*** Opening of Excerpted passage ***

LRD guides and handbook May 2018

Law at Work 2018

Chapter 7

Compensation 




[ch 7: pages 262-263]

There is no upper limit for compensation in discrimination claims, and compensation can be claimed under a number of different headings. 




Although compensation is unlimited, typical awards are not high. The median award for a claim for sex discrimination in 2016-17 was £8,381.


Claims can be brought against the individual employee who carried out the discrimination, as well as their employer. The claimant can decide who to enforce their award against. Usually this will be the party with the most assets. Typically, this is the employer, but in cases of insolvency, the claimant may opt to enforce the whole claim against an individual respondent if they own assets such as a house. Co-discriminators are all equally liable for the whole amount (London Borough of Hackney v Sivanandan [2013] EWCA Civ 22).




If a claimant quit their job due to discrimination, compensation for loss of earnings will include actual financial loss, plus an estimate of the future lost income they would have earned had they not suffered discrimination. This is assessed using a “rough and ready” approach, taking the salary they would have earned had they remained at work, net of tax and National Insurance, and discounting it by a percentage to reflect future contingencies, such as the likelihood of changing jobs or losing their job at a later date, for example, through redundancy. 




Compensation is normally awarded up to the point at which the claimant is likely to find another job. It would be very unusual to compensate someone for wage loss for the rest of their working life (Wardle v Credit Agricole Corporate and Investment Bank [2011] EWCA Civ 545). 


Pension losses can be the largest element of an award of compensation, especially where there is good evidence that without the discrimination, a claimant would have stayed in their job until retirement (Griffin v Plymouth Hospital NHS Trust [2014] EWCA Civ 1240).

*** Close of Excerpted passage ***
*** Opening of Provided material ***

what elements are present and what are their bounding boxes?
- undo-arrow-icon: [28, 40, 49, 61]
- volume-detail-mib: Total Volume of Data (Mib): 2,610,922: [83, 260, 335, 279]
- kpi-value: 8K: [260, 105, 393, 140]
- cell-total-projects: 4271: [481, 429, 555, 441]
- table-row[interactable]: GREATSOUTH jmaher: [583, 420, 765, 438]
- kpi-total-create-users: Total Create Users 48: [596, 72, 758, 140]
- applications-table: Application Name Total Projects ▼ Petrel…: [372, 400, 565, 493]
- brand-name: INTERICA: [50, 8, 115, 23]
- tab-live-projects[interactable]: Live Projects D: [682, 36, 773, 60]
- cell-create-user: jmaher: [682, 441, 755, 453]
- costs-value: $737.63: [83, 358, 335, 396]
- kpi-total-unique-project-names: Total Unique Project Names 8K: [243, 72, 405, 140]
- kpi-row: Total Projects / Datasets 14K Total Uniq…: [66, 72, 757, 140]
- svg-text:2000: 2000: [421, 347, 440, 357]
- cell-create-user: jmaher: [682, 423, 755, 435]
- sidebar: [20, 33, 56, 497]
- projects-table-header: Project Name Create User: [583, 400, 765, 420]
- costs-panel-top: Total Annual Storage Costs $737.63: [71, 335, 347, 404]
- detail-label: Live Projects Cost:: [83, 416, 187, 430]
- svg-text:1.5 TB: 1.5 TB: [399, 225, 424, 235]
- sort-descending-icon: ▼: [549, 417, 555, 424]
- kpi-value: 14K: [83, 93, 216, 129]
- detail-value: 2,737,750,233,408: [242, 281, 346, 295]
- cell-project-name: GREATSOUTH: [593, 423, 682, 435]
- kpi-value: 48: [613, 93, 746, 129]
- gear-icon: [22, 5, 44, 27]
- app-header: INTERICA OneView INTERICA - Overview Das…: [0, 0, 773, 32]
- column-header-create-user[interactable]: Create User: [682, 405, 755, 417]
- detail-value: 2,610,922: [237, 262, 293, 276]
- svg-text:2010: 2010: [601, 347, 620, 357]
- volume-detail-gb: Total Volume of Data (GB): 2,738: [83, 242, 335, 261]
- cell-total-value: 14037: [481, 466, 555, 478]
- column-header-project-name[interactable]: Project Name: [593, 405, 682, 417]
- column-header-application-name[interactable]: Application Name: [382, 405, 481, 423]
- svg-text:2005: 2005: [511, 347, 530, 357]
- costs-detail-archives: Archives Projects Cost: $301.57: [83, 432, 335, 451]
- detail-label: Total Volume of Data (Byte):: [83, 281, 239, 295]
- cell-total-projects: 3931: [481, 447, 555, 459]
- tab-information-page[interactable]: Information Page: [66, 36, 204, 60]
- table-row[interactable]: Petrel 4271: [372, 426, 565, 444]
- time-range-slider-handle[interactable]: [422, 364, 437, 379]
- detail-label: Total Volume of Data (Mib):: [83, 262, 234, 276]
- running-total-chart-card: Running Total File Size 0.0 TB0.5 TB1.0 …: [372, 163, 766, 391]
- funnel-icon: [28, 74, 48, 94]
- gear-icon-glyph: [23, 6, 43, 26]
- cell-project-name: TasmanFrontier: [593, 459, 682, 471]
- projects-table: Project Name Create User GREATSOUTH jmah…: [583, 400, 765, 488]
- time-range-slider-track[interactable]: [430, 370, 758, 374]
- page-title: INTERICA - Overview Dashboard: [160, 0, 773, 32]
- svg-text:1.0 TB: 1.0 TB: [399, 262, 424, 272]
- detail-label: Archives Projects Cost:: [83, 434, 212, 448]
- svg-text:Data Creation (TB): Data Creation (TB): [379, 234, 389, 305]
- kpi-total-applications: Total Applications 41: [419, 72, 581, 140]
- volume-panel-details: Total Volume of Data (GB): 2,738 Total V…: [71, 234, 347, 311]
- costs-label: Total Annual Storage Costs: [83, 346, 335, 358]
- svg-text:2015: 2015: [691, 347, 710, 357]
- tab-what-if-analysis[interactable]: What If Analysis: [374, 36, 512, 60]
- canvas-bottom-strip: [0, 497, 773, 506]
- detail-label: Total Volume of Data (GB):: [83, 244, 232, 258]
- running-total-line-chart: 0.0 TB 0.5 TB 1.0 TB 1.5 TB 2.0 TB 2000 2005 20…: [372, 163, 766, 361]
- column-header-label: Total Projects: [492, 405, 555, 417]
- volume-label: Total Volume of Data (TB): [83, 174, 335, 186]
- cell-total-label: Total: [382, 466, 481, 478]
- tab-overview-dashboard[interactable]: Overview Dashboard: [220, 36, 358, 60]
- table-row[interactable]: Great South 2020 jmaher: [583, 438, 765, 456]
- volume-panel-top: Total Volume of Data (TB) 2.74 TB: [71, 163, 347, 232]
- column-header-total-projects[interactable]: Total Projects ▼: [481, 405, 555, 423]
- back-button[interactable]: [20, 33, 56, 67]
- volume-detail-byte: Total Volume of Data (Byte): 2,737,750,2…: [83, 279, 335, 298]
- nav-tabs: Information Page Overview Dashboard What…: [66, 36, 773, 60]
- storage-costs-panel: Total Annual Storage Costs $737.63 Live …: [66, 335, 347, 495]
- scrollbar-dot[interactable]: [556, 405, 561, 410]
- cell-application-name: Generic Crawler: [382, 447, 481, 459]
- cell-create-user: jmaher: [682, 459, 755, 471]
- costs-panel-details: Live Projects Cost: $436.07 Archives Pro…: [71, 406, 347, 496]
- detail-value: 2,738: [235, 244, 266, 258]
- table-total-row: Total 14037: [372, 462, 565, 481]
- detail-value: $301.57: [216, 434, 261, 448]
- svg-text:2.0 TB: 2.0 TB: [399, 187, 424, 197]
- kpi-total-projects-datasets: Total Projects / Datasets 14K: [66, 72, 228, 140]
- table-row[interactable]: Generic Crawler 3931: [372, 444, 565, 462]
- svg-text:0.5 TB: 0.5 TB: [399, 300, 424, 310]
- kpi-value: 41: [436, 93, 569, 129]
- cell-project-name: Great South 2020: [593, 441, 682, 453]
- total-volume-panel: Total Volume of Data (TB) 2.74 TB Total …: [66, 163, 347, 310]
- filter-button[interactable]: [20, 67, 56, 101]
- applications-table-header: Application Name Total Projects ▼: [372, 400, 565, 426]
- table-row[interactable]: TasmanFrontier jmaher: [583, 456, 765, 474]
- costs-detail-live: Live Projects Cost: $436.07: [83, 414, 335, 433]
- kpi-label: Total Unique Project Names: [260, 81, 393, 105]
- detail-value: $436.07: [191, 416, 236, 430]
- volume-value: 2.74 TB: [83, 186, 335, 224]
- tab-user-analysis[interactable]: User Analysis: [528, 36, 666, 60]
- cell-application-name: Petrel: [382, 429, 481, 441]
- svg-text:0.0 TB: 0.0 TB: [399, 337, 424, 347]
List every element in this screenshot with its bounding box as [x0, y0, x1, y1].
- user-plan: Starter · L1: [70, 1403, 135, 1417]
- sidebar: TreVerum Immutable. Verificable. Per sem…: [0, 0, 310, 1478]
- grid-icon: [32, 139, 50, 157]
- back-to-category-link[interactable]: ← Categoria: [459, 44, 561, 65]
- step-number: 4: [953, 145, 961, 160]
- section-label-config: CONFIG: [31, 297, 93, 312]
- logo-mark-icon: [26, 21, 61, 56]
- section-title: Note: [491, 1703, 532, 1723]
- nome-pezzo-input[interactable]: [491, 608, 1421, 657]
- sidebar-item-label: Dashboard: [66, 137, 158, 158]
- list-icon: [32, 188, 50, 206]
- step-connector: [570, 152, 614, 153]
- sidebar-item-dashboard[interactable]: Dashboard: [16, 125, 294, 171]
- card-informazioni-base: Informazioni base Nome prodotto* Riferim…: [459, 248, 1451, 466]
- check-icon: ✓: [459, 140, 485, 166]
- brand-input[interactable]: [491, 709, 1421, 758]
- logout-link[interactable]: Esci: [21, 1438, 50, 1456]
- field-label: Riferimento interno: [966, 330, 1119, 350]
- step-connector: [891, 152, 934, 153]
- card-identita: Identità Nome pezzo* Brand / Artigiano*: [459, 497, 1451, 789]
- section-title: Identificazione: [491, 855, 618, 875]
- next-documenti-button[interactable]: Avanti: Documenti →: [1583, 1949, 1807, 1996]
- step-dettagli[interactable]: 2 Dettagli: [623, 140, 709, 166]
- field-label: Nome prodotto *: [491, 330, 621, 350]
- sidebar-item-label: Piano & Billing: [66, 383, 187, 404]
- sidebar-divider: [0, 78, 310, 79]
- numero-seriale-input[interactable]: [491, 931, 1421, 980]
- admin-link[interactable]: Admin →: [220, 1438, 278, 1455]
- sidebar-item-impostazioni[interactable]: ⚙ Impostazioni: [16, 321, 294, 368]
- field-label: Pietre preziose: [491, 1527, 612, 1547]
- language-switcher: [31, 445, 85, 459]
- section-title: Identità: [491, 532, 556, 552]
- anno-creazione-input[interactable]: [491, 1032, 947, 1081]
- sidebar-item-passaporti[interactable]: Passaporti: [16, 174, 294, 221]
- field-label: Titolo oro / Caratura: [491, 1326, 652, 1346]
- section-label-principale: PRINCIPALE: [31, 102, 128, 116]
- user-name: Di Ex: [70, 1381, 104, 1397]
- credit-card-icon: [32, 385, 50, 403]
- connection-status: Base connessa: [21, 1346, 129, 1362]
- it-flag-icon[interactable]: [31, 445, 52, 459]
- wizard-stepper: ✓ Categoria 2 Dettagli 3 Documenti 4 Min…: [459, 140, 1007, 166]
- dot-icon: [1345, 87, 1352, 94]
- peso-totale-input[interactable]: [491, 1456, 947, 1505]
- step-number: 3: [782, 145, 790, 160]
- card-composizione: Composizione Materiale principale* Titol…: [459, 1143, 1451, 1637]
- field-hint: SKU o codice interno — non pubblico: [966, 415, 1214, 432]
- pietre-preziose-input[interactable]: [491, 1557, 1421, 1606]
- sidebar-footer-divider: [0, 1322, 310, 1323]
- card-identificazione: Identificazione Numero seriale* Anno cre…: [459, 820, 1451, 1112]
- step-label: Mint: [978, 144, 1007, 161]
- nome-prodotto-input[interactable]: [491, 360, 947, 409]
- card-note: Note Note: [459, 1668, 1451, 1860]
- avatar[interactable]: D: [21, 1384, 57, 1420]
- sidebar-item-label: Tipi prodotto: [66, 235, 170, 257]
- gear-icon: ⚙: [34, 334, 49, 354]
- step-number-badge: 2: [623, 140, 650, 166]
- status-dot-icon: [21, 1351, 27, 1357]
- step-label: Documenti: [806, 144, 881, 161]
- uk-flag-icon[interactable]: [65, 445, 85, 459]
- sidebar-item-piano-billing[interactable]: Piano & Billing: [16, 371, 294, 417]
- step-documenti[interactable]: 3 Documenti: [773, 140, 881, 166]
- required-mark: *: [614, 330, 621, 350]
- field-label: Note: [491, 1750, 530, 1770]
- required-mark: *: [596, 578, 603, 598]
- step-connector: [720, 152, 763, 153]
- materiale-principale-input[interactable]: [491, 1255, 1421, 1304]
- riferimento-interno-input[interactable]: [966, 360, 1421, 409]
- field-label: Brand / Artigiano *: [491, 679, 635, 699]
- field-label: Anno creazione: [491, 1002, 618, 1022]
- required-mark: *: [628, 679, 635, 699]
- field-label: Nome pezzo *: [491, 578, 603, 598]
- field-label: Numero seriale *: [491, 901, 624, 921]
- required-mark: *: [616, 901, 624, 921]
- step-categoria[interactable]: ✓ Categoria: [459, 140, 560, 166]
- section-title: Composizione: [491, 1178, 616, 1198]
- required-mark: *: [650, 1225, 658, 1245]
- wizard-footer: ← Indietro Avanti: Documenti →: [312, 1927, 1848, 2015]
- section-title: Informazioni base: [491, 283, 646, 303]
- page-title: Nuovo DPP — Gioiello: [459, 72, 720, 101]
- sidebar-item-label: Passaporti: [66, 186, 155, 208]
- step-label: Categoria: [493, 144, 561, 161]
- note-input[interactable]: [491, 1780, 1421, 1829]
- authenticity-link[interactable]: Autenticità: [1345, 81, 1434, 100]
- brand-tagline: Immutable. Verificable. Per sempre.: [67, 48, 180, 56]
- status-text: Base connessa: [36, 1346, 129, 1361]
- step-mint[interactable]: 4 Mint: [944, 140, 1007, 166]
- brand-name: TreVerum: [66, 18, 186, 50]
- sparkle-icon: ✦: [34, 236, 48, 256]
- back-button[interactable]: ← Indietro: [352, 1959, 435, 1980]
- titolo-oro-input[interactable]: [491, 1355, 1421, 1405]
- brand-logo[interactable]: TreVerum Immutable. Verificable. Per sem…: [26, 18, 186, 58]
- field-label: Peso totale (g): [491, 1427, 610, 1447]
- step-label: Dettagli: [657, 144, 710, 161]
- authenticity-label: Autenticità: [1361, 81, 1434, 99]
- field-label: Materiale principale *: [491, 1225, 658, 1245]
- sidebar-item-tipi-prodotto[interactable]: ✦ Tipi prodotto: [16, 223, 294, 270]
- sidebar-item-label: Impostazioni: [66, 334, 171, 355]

*** Close of Provided material ***

Exercises to complete:
1 > Print the passage on discrimination compensation from "LRD guides and" up to and including "of different headings.".
2 > Continue the passage on discrimination compensation from its final sentence onward.
The records play no part in the work that comes next.

Task results:
1 >
LRD guides and handbook May 2018

Law at Work 2018

Chapter 7

Compensation 




[ch 7: pages 262-263]

There is no upper limit for compensation in discrimination claims, and compensation can be claimed under a number of different headings.

2 >
In August 2017, the Employment Tribunal President published new guidance explaining how tribunals approach compensation for pension loss, available on the website of the Ministry of Justice (ET Presidential Guidance: Pension loss). 


Claimants can claim damages for injury to feelings. The size of this award can reflect many factors, including the length of time the employer took to resolve the employee’s grievance (BT v Reid [2004] IRLR 327), the seniority of the discriminator and the persistence and seriousness of the discrimination.




There are three compensation bands for injury to feelings awards (Vento v Chief Constable of West Yorkshire Police [2003] IRLR 102, Da’Bell v NSPCC UKEAT/0227/09). These bands will be revised each year in April . For claims issued from April 2018, the bands are as follows:


Top band: £25,700 — £42,900, for the most serious cases, for example, a lengthy campaign of discriminatory harassment, with the most exceptional cases exceeding £42,000; 




Middle band: £8,600 — £25,700, for serious cases which do not merit an award in the highest band; 




Lower band: £900 — £8,600, for less serious cases, such as an isolated or one-off act of discrimination. 




The bands are not rigid rules and allow for flexibility. They are supposed to promote consistency and fairness between regional tribunals.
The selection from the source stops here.